--- Begin Stored data ---

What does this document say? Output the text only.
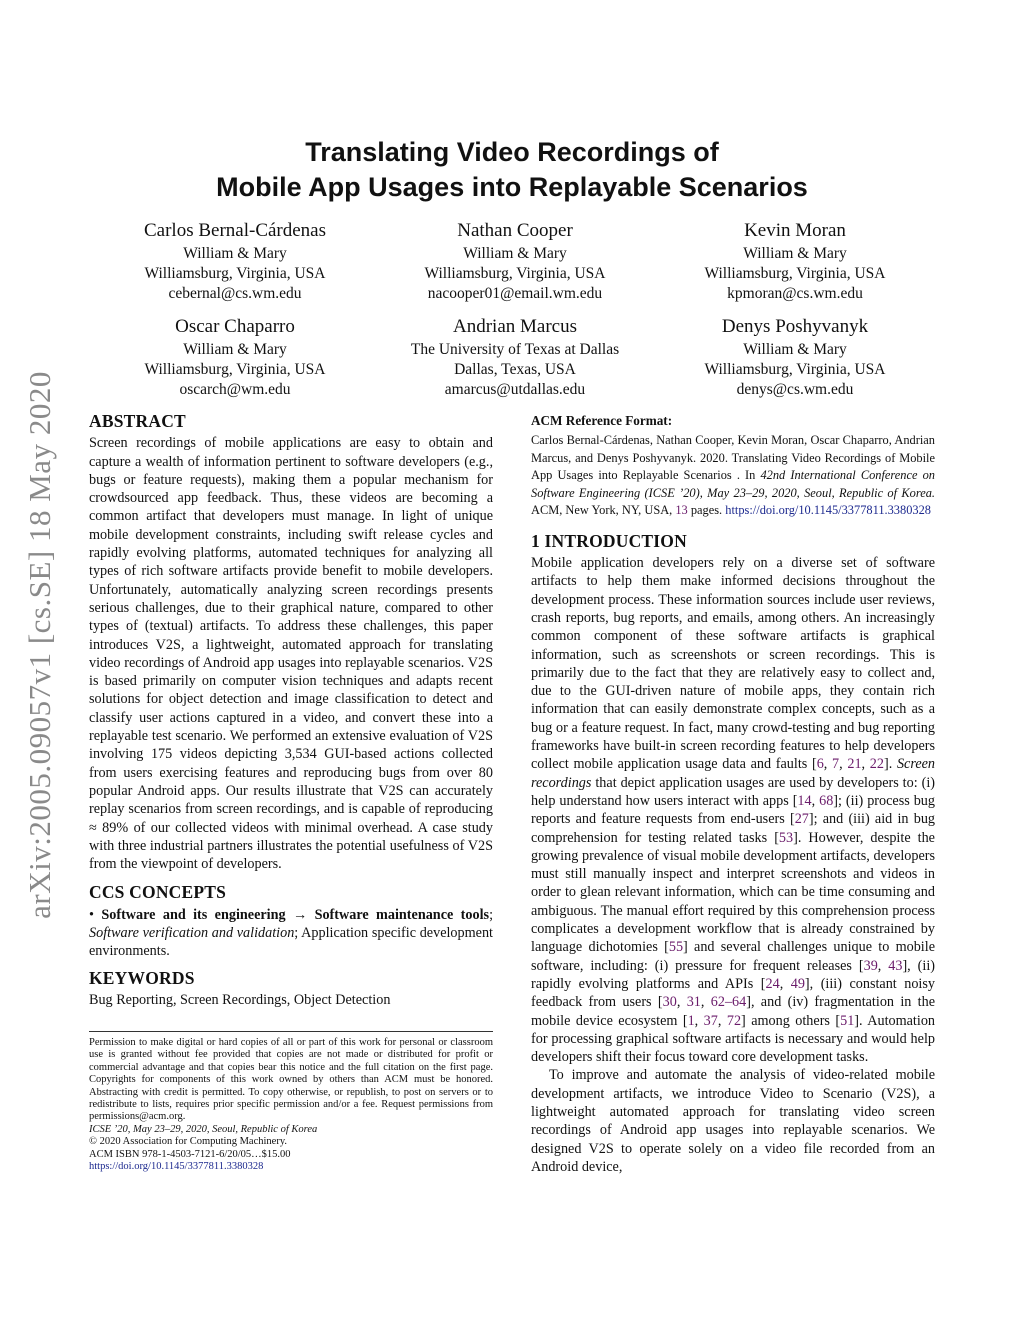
arXiv:2005.09057v1 [cs.SE] 18 May 2020
Translating Video Recordings of
Mobile App Usages into Replayable Scenarios
Carlos Bernal-Cárdenas
William & Mary
Williamsburg, Virginia, USA
cebernal@cs.wm.edu
Nathan Cooper
William & Mary
Williamsburg, Virginia, USA
nacooper01@email.wm.edu
Kevin Moran
William & Mary
Williamsburg, Virginia, USA
kpmoran@cs.wm.edu
Oscar Chaparro
William & Mary
Williamsburg, Virginia, USA
oscarch@wm.edu
Andrian Marcus
The University of Texas at Dallas
Dallas, Texas, USA
amarcus@utdallas.edu
Denys Poshyvanyk
William & Mary
Williamsburg, Virginia, USA
denys@cs.wm.edu
ABSTRACT

Screen recordings of mobile applications are easy to obtain and capture a wealth of information pertinent to software developers (e.g., bugs or feature requests), making them a popular mechanism for crowdsourced app feedback. Thus, these videos are becoming a common artifact that developers must manage. In light of unique mobile development constraints, including swift release cycles and rapidly evolving platforms, automated techniques for analyzing all types of rich software artifacts provide benefit to mobile developers. Unfortunately, automatically analyzing screen recordings presents serious challenges, due to their graphical nature, compared to other types of (textual) artifacts. To address these challenges, this paper introduces V2S, a lightweight, automated approach for translating video recordings of Android app usages into replayable scenarios. V2S is based primarily on computer vision techniques and adapts recent solutions for object detection and image classification to detect and classify user actions captured in a video, and convert these into a replayable test scenario. We performed an extensive evaluation of V2S involving 175 videos depicting 3,534 GUI-based actions collected from users exercising features and reproducing bugs from over 80 popular Android apps. Our results illustrate that V2S can accurately replay scenarios from screen recordings, and is capable of reproducing ≈ 89% of our collected videos with minimal overhead. A case study with three industrial partners illustrates the potential usefulness of V2S from the viewpoint of developers.

CCS CONCEPTS

• Software and its engineering → Software maintenance tools; Software verification and validation; Application specific development environments.

KEYWORDS

Bug Reporting, Screen Recordings, Object Detection

Permission to make digital or hard copies of all or part of this work for personal or classroom use is granted without fee provided that copies are not made or distributed for profit or commercial advantage and that copies bear this notice and the full citation on the first page. Copyrights for components of this work owned by others than ACM must be honored. Abstracting with credit is permitted. To copy otherwise, or republish, to post on servers or to redistribute to lists, requires prior specific permission and/or a fee. Request permissions from permissions@acm.org.
ICSE ’20, May 23–29, 2020, Seoul, Republic of Korea
© 2020 Association for Computing Machinery.
ACM ISBN 978-1-4503-7121-6/20/05…$15.00
https://doi.org/10.1145/3377811.3380328
ACM Reference Format:

Carlos Bernal-Cárdenas, Nathan Cooper, Kevin Moran, Oscar Chaparro, Andrian Marcus, and Denys Poshyvanyk. 2020. Translating Video Recordings of Mobile App Usages into Replayable Scenarios . In 42nd International Conference on Software Engineering (ICSE ’20), May 23–29, 2020, Seoul, Republic of Korea. ACM, New York, NY, USA, 13 pages. https://doi.org/10.1145/3377811.3380328

1 INTRODUCTION

Mobile application developers rely on a diverse set of software artifacts to help them make informed decisions throughout the development process. These information sources include user reviews, crash reports, bug reports, and emails, among others. An increasingly common component of these software artifacts is graphical information, such as screenshots or screen recordings. This is primarily due to the fact that they are relatively easy to collect and, due to the GUI-driven nature of mobile apps, they contain rich information that can easily demonstrate complex concepts, such as a bug or a feature request. In fact, many crowd-testing and bug reporting frameworks have built-in screen recording features to help developers collect mobile application usage data and faults [6, 7, 21, 22]. Screen recordings that depict application usages are used by developers to: (i) help understand how users interact with apps [14, 68]; (ii) process bug reports and feature requests from end-users [27]; and (iii) aid in bug comprehension for testing related tasks [53]. However, despite the growing prevalence of visual mobile development artifacts, developers must still manually inspect and interpret screenshots and videos in order to glean relevant information, which can be time consuming and ambiguous. The manual effort required by this comprehension process complicates a development workflow that is already constrained by language dichotomies [55] and several challenges unique to mobile software, including: (i) pressure for frequent releases [39, 43], (ii) rapidly evolving platforms and APIs [24, 49], (iii) constant noisy feedback from users [30, 31, 62–64], and (iv) fragmentation in the mobile device ecosystem [1, 37, 72] among others [51]. Automation for processing graphical software artifacts is necessary and would help developers shift their focus toward core development tasks.

To improve and automate the analysis of video-related mobile development artifacts, we introduce Video to Scenario (V2S), a lightweight automated approach for translating video screen recordings of Android app usages into replayable scenarios. We designed V2S to operate solely on a video file recorded from an Android device,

--- End Stored data ---

> What needs to be done
Copy out every line from the data above that has "https" in it.

> Task response
https://doi.org/10.1145/3377811.3380328
Carlos Bernal-Cárdenas, Nathan Cooper, Kevin Moran, Oscar Chaparro, Andrian Marcus, and Denys Poshyvanyk. 2020. Translating Video Recordings of Mobile App Usages into Replayable Scenarios . In 42nd International Conference on Software Engineering (ICSE ’20), May 23–29, 2020, Seoul, Republic of Korea. ACM, New York, NY, USA, 13 pages. https://doi.org/10.1145/3377811.3380328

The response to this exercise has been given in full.